Exercise instructions
Say how many lines hold the string "Adrenérgicos"; please write nothing but the number.

Stored items
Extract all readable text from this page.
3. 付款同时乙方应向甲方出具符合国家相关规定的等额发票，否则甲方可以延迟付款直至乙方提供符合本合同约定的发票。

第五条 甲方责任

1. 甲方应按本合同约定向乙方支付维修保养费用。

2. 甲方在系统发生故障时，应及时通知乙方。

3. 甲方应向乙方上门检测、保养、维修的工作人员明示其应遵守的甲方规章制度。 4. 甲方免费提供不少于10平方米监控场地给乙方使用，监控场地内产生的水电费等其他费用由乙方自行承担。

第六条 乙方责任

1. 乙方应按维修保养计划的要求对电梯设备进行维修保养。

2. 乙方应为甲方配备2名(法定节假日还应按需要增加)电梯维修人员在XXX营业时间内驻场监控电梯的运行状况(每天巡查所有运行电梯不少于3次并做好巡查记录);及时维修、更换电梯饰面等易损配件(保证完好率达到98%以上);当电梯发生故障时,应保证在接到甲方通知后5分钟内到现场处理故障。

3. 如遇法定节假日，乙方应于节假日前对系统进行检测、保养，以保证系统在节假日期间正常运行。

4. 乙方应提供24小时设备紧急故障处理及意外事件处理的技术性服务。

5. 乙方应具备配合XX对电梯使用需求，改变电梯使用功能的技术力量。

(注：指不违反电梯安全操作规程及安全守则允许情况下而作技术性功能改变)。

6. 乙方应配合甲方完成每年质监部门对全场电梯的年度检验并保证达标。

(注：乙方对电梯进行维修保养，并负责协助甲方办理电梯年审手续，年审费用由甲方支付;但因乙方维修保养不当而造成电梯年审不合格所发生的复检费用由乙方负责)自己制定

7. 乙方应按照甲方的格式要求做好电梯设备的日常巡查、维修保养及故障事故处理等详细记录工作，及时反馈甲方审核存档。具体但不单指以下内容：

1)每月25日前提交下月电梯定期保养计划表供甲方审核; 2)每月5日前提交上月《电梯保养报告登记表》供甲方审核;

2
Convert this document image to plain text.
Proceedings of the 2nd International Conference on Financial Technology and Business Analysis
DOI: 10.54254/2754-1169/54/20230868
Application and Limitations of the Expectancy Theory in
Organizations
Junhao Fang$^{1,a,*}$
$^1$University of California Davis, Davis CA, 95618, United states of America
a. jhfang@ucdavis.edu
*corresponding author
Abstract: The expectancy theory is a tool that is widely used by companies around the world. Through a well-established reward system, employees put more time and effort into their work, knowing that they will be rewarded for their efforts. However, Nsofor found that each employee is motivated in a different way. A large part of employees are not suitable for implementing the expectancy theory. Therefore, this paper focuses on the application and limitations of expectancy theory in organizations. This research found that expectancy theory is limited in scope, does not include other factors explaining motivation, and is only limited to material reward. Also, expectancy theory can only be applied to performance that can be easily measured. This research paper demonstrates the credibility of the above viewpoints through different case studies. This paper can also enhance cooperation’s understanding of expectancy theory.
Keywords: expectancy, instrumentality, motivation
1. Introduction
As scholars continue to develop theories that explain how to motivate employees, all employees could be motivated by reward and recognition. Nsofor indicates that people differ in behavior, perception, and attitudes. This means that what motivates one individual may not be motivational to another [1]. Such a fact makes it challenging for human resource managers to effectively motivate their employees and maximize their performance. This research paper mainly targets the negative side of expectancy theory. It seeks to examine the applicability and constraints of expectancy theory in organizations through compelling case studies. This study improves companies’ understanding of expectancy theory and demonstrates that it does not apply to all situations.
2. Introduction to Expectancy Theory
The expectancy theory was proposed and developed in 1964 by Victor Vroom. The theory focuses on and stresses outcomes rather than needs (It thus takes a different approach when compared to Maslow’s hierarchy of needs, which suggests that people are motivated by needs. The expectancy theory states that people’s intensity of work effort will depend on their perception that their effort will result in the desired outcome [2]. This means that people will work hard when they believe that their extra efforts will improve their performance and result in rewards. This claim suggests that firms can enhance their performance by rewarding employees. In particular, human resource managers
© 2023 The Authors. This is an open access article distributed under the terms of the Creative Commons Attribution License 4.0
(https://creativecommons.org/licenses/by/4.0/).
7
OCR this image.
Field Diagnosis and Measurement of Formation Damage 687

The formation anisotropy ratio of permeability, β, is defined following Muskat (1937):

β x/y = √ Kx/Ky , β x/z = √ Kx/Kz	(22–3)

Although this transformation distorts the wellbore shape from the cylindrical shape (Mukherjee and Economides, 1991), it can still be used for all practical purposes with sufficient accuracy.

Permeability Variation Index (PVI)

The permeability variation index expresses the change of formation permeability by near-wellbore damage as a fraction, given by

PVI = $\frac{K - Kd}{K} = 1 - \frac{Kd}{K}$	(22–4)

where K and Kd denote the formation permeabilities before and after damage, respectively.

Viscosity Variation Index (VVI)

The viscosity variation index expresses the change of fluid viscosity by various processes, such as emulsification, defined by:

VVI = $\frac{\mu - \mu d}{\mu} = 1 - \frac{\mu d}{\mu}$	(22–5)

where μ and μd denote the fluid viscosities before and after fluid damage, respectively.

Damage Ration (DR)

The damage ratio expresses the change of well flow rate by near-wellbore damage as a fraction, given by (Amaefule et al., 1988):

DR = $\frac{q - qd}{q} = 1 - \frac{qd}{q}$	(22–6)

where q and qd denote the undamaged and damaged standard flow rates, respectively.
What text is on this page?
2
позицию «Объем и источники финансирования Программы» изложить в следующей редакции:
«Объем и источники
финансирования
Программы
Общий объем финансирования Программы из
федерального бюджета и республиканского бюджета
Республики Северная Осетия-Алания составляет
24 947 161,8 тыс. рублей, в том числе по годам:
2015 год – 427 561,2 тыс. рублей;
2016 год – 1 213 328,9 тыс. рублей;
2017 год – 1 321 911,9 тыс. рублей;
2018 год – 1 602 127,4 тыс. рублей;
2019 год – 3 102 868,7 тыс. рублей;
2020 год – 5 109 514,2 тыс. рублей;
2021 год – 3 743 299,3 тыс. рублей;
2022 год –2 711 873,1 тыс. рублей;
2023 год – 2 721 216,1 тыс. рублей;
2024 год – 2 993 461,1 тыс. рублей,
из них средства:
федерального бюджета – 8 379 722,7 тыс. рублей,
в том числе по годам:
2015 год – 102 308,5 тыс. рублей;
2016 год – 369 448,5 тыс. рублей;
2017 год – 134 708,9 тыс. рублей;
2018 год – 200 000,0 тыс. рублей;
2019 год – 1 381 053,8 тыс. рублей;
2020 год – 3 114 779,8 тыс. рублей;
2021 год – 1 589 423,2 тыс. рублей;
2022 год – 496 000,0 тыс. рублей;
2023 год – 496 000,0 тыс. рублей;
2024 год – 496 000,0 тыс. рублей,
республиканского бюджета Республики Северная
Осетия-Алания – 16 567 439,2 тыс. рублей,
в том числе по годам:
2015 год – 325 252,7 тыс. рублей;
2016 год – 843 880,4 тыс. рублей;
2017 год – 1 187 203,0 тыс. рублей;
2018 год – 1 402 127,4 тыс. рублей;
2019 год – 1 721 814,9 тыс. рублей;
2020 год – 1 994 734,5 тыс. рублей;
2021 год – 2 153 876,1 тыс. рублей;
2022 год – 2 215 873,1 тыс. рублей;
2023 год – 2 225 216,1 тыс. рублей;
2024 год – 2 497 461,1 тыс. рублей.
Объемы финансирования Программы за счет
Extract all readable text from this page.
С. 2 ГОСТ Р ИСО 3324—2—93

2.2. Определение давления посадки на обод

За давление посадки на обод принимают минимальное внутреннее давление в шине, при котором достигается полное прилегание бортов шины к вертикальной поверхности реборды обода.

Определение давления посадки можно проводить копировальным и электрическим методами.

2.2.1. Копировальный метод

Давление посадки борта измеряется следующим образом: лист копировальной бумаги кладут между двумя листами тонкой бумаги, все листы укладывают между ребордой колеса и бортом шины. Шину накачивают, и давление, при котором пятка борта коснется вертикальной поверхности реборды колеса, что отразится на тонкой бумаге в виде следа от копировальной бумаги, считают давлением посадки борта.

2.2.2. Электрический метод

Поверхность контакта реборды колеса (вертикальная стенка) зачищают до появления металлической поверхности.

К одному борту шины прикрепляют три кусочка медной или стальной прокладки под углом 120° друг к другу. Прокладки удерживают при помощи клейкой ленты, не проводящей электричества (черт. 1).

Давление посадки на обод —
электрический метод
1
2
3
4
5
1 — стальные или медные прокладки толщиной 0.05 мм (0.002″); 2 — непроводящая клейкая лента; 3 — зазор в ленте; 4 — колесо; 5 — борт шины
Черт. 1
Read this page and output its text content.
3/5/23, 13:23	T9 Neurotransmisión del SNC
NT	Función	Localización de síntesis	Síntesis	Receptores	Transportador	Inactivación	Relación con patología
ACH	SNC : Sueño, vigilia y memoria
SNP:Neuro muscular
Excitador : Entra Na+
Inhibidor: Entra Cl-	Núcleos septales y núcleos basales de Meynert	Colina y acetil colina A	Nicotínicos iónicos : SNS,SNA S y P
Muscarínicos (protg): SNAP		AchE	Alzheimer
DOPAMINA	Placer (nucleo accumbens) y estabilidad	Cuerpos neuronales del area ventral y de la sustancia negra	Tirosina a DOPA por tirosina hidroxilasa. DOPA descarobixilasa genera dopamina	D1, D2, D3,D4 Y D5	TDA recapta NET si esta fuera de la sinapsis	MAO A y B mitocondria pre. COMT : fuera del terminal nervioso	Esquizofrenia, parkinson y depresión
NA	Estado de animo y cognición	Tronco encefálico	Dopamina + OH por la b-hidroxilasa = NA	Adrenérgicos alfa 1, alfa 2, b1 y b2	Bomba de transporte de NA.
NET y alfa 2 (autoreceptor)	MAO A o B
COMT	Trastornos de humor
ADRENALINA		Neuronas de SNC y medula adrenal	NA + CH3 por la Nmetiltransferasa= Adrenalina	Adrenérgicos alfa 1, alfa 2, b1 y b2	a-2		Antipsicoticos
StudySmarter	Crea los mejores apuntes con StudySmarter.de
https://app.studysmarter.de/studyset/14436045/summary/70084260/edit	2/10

Written answer
2